* Short problem: Your task is to repeat the entries exactly. Leave the pictures out.

═════ Items

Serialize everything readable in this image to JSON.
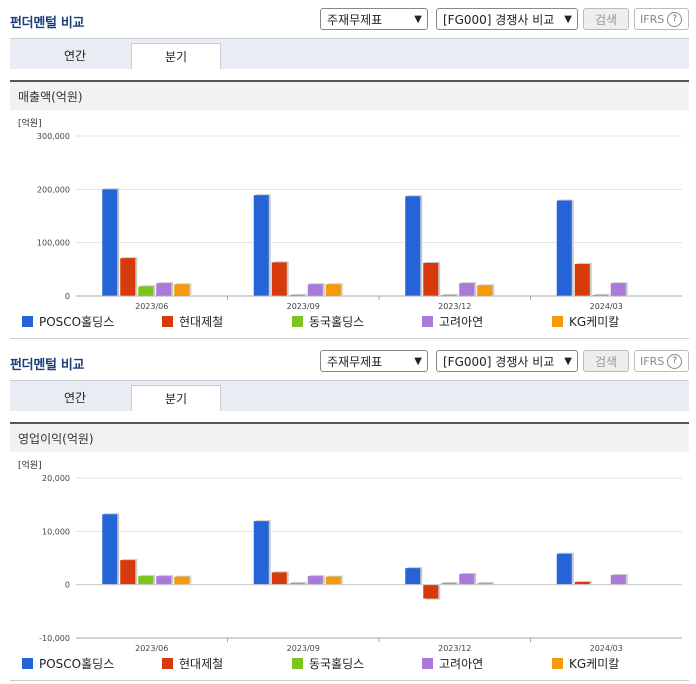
{
  "header": {
    "title": "펀더멘털 비교",
    "select1": "주재무제표",
    "select2": "[FG000] 경쟁사 비교",
    "search_label": "검색",
    "ifrs_label": "IFRS",
    "help_glyph": "?"
  },
  "tabs": [
    "연간",
    "분기"
  ],
  "active_tab": 1,
  "colors": {
    "POSCO홀딩스": "#2563d9",
    "현대제철": "#d63a0a",
    "동국홀딩스": "#7cc41e",
    "고려아연": "#a97ad9",
    "KG케미칼": "#f59a0a"
  },
  "chart_data": [
    {
      "type": "bar",
      "title": "매출액(억원)",
      "unit_label": "[억원]",
      "categories": [
        "2023/06",
        "2023/09",
        "2023/12",
        "2024/03"
      ],
      "ylim": [
        0,
        300000
      ],
      "yticks": [
        "0",
        "100,000",
        "200,000",
        "300,000"
      ],
      "ytick_values": [
        0,
        100000,
        200000,
        300000
      ],
      "series": [
        {
          "name": "POSCO홀딩스",
          "values": [
            200000,
            189000,
            187000,
            179000
          ]
        },
        {
          "name": "현대제철",
          "values": [
            71000,
            63000,
            62000,
            60000
          ]
        },
        {
          "name": "동국홀딩스",
          "values": [
            18000,
            2000,
            2000,
            2000
          ]
        },
        {
          "name": "고려아연",
          "values": [
            24000,
            22000,
            24000,
            24000
          ]
        },
        {
          "name": "KG케미칼",
          "values": [
            22000,
            22000,
            20000,
            0
          ]
        }
      ]
    },
    {
      "type": "bar",
      "title": "영업이익(억원)",
      "unit_label": "[억원]",
      "categories": [
        "2023/06",
        "2023/09",
        "2023/12",
        "2024/03"
      ],
      "ylim": [
        -10000,
        20000
      ],
      "yticks": [
        "-10,000",
        "0",
        "10,000",
        "20,000"
      ],
      "ytick_values": [
        -10000,
        0,
        10000,
        20000
      ],
      "series": [
        {
          "name": "POSCO홀딩스",
          "values": [
            13200,
            11900,
            3100,
            5800
          ]
        },
        {
          "name": "현대제철",
          "values": [
            4600,
            2300,
            -2600,
            500
          ]
        },
        {
          "name": "동국홀딩스",
          "values": [
            1600,
            300,
            300,
            0
          ]
        },
        {
          "name": "고려아연",
          "values": [
            1600,
            1600,
            2000,
            1800
          ]
        },
        {
          "name": "KG케미칼",
          "values": [
            1500,
            1500,
            300,
            0
          ]
        }
      ]
    }
  ]
}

══════════

* Correct answer:
Serialize everything readable in this image to JSON.
{
  "header": {
    "title": "펀더멘털 비교",
    "select1": "주재무제표",
    "select2": "[FG000] 경쟁사 비교",
    "search_label": "검색",
    "ifrs_label": "IFRS",
    "help_glyph": "?"
  },
  "tabs": [
    "연간",
    "분기"
  ],
  "active_tab": 1,
  "colors": {
    "POSCO홀딩스": "#2563d9",
    "현대제철": "#d63a0a",
    "동국홀딩스": "#7cc41e",
    "고려아연": "#a97ad9",
    "KG케미칼": "#f59a0a"
  },
  "chart_data": [
    {
      "type": "bar",
      "title": "매출액(억원)",
      "unit_label": "[억원]",
      "categories": [
        "2023/06",
        "2023/09",
        "2023/12",
        "2024/03"
      ],
      "ylim": [
        0,
        300000
      ],
      "yticks": [
        "0",
        "100,000",
        "200,000",
        "300,000"
      ],
      "ytick_values": [
        0,
        100000,
        200000,
        300000
      ],
      "series": [
        {
          "name": "POSCO홀딩스",
          "values": [
            200000,
            189000,
            187000,
            179000
          ]
        },
        {
          "name": "현대제철",
          "values": [
            71000,
            63000,
            62000,
            60000
          ]
        },
        {
          "name": "동국홀딩스",
          "values": [
            18000,
            2000,
            2000,
            2000
          ]
        },
        {
          "name": "고려아연",
          "values": [
            24000,
            22000,
            24000,
            24000
          ]
        },
        {
          "name": "KG케미칼",
          "values": [
            22000,
            22000,
            20000,
            0
          ]
        }
      ]
    },
    {
      "type": "bar",
      "title": "영업이익(억원)",
      "unit_label": "[억원]",
      "categories": [
        "2023/06",
        "2023/09",
        "2023/12",
        "2024/03"
      ],
      "ylim": [
        -10000,
        20000
      ],
      "yticks": [
        "-10,000",
        "0",
        "10,000",
        "20,000"
      ],
      "ytick_values": [
        -10000,
        0,
        10000,
        20000
      ],
      "series": [
        {
          "name": "POSCO홀딩스",
          "values": [
            13200,
            11900,
            3100,
            5800
          ]
        },
        {
          "name": "현대제철",
          "values": [
            4600,
            2300,
            -2600,
            500
          ]
        },
        {
          "name": "동국홀딩스",
          "values": [
            1600,
            300,
            300,
            0
          ]
        },
        {
          "name": "고려아연",
          "values": [
            1600,
            1600,
            2000,
            1800
          ]
        },
        {
          "name": "KG케미칼",
          "values": [
            1500,
            1500,
            300,
            0
          ]
        }
      ]
    }
  ]
}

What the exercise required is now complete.